PROVIDED RECORDS =>
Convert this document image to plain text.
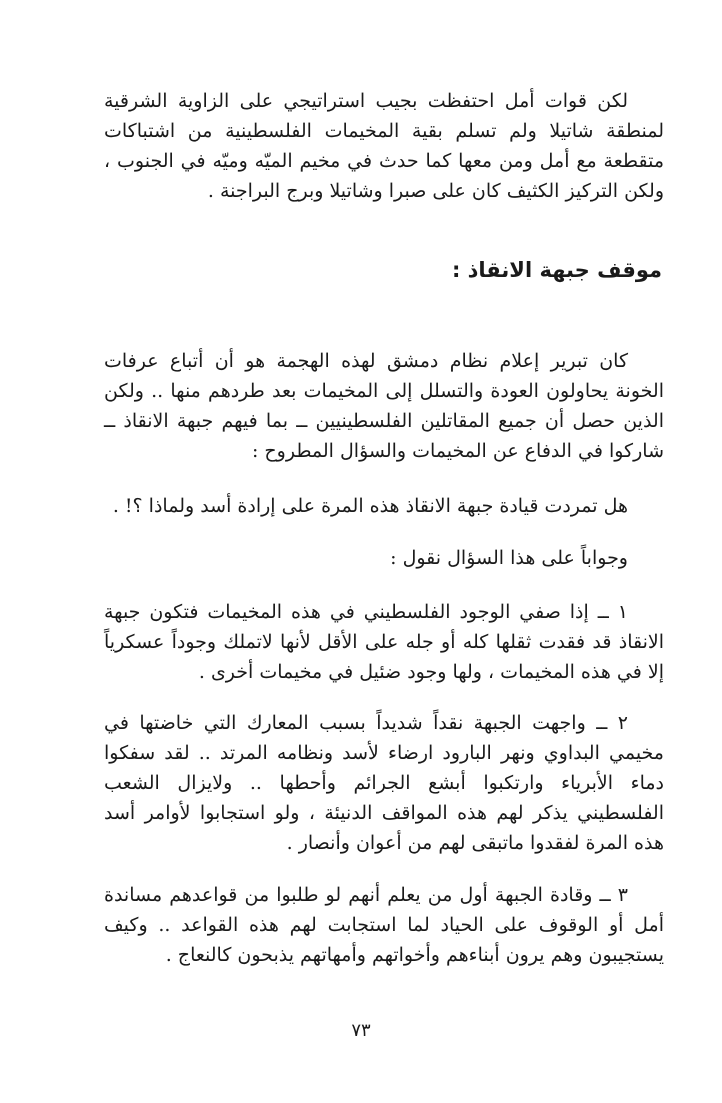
لكن قوات أمل احتفظت بجيب استراتيجي على الزاوية الشرقية لمنطقة شاتيلا ولم تسلم بقية المخيمات الفلسطينية من اشتباكات متقطعة مع أمل ومن معها كما حدث في مخيم الميّه وميّه في الجنوب ، ولكن التركيز الكثيف كان على صبرا وشاتيلا وبرج البراجنة .

موقف جبهة الانقاذ :

كان تبرير إعلام نظام دمشق لهذه الهجمة هو أن أتباع عرفات الخونة يحاولون العودة والتسلل إلى المخيمات بعد طردهم منها .. ولكن الذين حصل أن جميع المقاتلين الفلسطينيين ــ بما فيهم جبهة الانقاذ ــ شاركوا في الدفاع عن المخيمات والسؤال المطروح :

هل تمردت قيادة جبهة الانقاذ هذه المرة على إرادة أسد ولماذا ؟! .

وجواباً على هذا السؤال نقول :

١ ــ إذا صفي الوجود الفلسطيني في هذه المخيمات فتكون جبهة الانقاذ قد فقدت ثقلها كله أو جله على الأقل لأنها لاتملك وجوداً عسكرياً إلا في هذه المخيمات ، ولها وجود ضئيل في مخيمات أخرى .

٢ ــ واجهت الجبهة نقداً شديداً بسبب المعارك التي خاضتها في مخيمي البداوي ونهر البارود ارضاء لأسد ونظامه المرتد .. لقد سفكوا دماء الأبرياء وارتكبوا أبشع الجرائم وأحطها .. ولايزال الشعب الفلسطيني يذكر لهم هذه المواقف الدنيئة ، ولو استجابوا لأوامر أسد هذه المرة لفقدوا ماتبقى لهم من أعوان وأنصار .

٣ ــ وقادة الجبهة أول من يعلم أنهم لو طلبوا من قواعدهم مساندة أمل أو الوقوف على الحياد لما استجابت لهم هذه القواعد .. وكيف يستجيبون وهم يرون أبناءهم وأخواتهم وأمهاتهم يذبحون كالنعاج .

٧٣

TASK INSTRUCTIONS => Collect each line holding the string "المرة".

WRITTEN RESPONSE =>
هل تمردت قيادة جبهة الانقاذ هذه المرة على إرادة أسد ولماذا ؟! .
٢ ــ واجهت الجبهة نقداً شديداً بسبب المعارك التي خاضتها في مخيمي البداوي ونهر البارود ارضاء لأسد ونظامه المرتد .. لقد سفكوا دماء الأبرياء وارتكبوا أبشع الجرائم وأحطها .. ولايزال الشعب الفلسطيني يذكر لهم هذه المواقف الدنيئة ، ولو استجابوا لأوامر أسد هذه المرة لفقدوا ماتبقى لهم من أعوان وأنصار .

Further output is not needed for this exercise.